---- Records shown
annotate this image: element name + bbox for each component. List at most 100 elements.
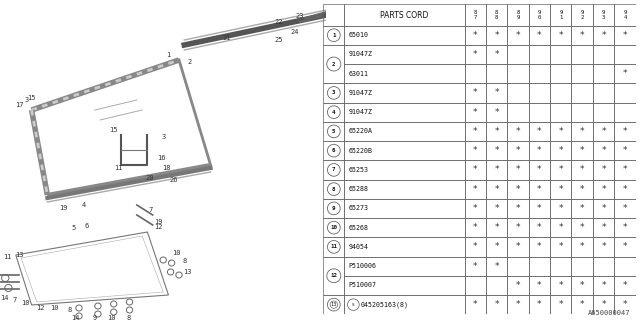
Text: 91047Z: 91047Z [348,90,372,96]
Bar [323,122,344,141]
Bar [323,45,344,83]
Bar [344,218,465,237]
Text: *: * [580,146,584,155]
Text: 9
4: 9 4 [623,10,627,20]
Bar [550,180,572,199]
Bar [508,64,529,83]
Text: *: * [495,223,499,232]
Bar [344,199,465,218]
Bar [529,26,550,45]
Text: 2: 2 [188,59,191,65]
Bar [593,199,614,218]
Bar [465,26,486,45]
Bar [529,180,550,199]
Bar [529,237,550,257]
Bar [572,160,593,180]
Bar [323,257,344,295]
Bar [572,102,593,122]
Bar [529,218,550,237]
Bar [593,141,614,160]
Bar [344,26,465,45]
Text: *: * [495,88,499,97]
Bar [508,83,529,102]
Text: *: * [537,146,541,155]
Bar [572,276,593,295]
Text: *: * [623,204,627,213]
Bar [593,218,614,237]
Text: 63011: 63011 [348,71,368,77]
Bar [486,257,508,276]
Bar [508,26,529,45]
Text: 10: 10 [21,300,29,306]
Bar [465,160,486,180]
Text: *: * [623,242,627,252]
Text: P510007: P510007 [348,282,376,288]
Bar [344,295,465,314]
Text: 2: 2 [332,61,335,67]
Text: 91047Z: 91047Z [348,109,372,115]
Text: 3: 3 [332,91,335,95]
Text: *: * [601,204,605,213]
Bar [614,276,636,295]
Text: 8
8: 8 8 [495,10,499,20]
Text: *: * [537,185,541,194]
Text: 94054: 94054 [348,244,368,250]
Text: *: * [473,108,477,117]
Bar [465,276,486,295]
Text: 8
9: 8 9 [516,10,520,20]
Text: 21: 21 [222,35,230,41]
Text: *: * [473,300,477,309]
Text: *: * [623,69,627,78]
Text: *: * [559,204,563,213]
Bar [572,26,593,45]
Bar [486,122,508,141]
Bar [550,122,572,141]
Bar [614,237,636,257]
Text: *: * [537,165,541,174]
Text: *: * [623,281,627,290]
Text: 25: 25 [275,37,284,43]
Bar [614,257,636,276]
Bar [593,83,614,102]
Bar [323,218,344,237]
Text: *: * [623,223,627,232]
Text: *: * [495,165,499,174]
Text: 9: 9 [332,206,335,211]
Bar [572,141,593,160]
Bar [593,160,614,180]
Text: *: * [537,281,541,290]
Bar [550,295,572,314]
Text: *: * [473,88,477,97]
Text: 65273: 65273 [348,205,368,212]
Bar [465,218,486,237]
Text: *: * [495,108,499,117]
Text: *: * [601,185,605,194]
Text: 91047Z: 91047Z [348,52,372,57]
Text: *: * [495,127,499,136]
Bar [614,160,636,180]
Bar [614,122,636,141]
Text: *: * [559,146,563,155]
Text: *: * [559,300,563,309]
Text: *: * [473,50,477,59]
Bar [572,295,593,314]
Bar [550,257,572,276]
Text: *: * [495,31,499,40]
Text: *: * [580,185,584,194]
Text: 9
1: 9 1 [559,10,563,20]
Text: 8
7: 8 7 [474,10,477,20]
Bar [508,4,529,26]
Text: *: * [473,223,477,232]
Text: *: * [623,127,627,136]
Text: *: * [495,204,499,213]
Bar [614,4,636,26]
Bar [593,64,614,83]
Bar [550,64,572,83]
Text: 16: 16 [157,155,165,161]
Text: *: * [580,31,584,40]
Text: *: * [623,146,627,155]
Bar [344,4,465,26]
Text: *: * [580,165,584,174]
Bar [486,180,508,199]
Bar [323,83,344,102]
--------
**Set problem**
Output every line of the entries above exactly as it appears, leaving out the pictures.

**Final result**
annotate this image: element name + bbox for each component. List at most 100 elements.
Text: 91047Z: 91047Z [348,90,372,96]
Bar [323,122,344,141]
Bar [323,45,344,83]
Bar [344,218,465,237]
Text: *: * [580,146,584,155]
Text: 9
4: 9 4 [623,10,627,20]
Bar [550,180,572,199]
Bar [508,64,529,83]
Text: *: * [495,223,499,232]
Bar [344,199,465,218]
Bar [529,26,550,45]
Text: 2: 2 [188,59,191,65]
Bar [593,199,614,218]
Bar [465,26,486,45]
Bar [529,180,550,199]
Bar [529,237,550,257]
Bar [572,160,593,180]
Bar [323,257,344,295]
Bar [572,102,593,122]
Bar [529,218,550,237]
Bar [593,141,614,160]
Bar [344,26,465,45]
Text: *: * [495,88,499,97]
Bar [508,83,529,102]
Text: *: * [537,146,541,155]
Bar [572,276,593,295]
Text: *: * [623,204,627,213]
Bar [593,218,614,237]
Text: 63011: 63011 [348,71,368,77]
Bar [486,257,508,276]
Bar [508,26,529,45]
Text: 10: 10 [21,300,29,306]
Bar [465,160,486,180]
Text: *: * [623,242,627,252]
Text: P510007: P510007 [348,282,376,288]
Bar [344,295,465,314]
Text: 2: 2 [332,61,335,67]
Text: 91047Z: 91047Z [348,109,372,115]
Text: 3: 3 [332,91,335,95]
Text: *: * [601,204,605,213]
Bar [614,276,636,295]
Text: 8
8: 8 8 [495,10,499,20]
Text: *: * [537,185,541,194]
Text: 94054: 94054 [348,244,368,250]
Text: *: * [473,108,477,117]
Bar [465,276,486,295]
Text: 8
9: 8 9 [516,10,520,20]
Text: 21: 21 [222,35,230,41]
Text: *: * [473,300,477,309]
Text: *: * [623,69,627,78]
Text: *: * [559,204,563,213]
Bar [572,26,593,45]
Bar [486,122,508,141]
Bar [550,122,572,141]
Bar [614,237,636,257]
Text: *: * [537,165,541,174]
Text: *: * [623,281,627,290]
Text: 25: 25 [275,37,284,43]
Bar [614,257,636,276]
Bar [593,83,614,102]
Bar [323,218,344,237]
Text: *: * [623,223,627,232]
Text: *: * [495,165,499,174]
Text: 9: 9 [332,206,335,211]
Bar [572,141,593,160]
Bar [593,160,614,180]
Text: *: * [537,281,541,290]
Bar [550,295,572,314]
Text: *: * [473,88,477,97]
Text: 65273: 65273 [348,205,368,212]
Bar [465,218,486,237]
Text: *: * [495,108,499,117]
Text: *: * [601,185,605,194]
Text: 91047Z: 91047Z [348,52,372,57]
Text: *: * [495,127,499,136]
Bar [614,160,636,180]
Bar [614,122,636,141]
Text: *: * [559,146,563,155]
Text: *: * [559,300,563,309]
Text: *: * [473,50,477,59]
Bar [572,295,593,314]
Bar [550,257,572,276]
Text: *: * [495,31,499,40]
Text: *: * [580,185,584,194]
Text: 9
1: 9 1 [559,10,563,20]
Text: 8
7: 8 7 [474,10,477,20]
Bar [508,4,529,26]
Text: *: * [473,223,477,232]
Text: *: * [623,127,627,136]
Text: *: * [495,204,499,213]
Bar [614,4,636,26]
Bar [593,64,614,83]
Bar [550,64,572,83]
Text: 16: 16 [157,155,165,161]
Text: *: * [580,31,584,40]
Text: *: * [623,146,627,155]
Bar [344,4,465,26]
Text: *: * [580,165,584,174]
Bar [486,180,508,199]
Bar [323,83,344,102]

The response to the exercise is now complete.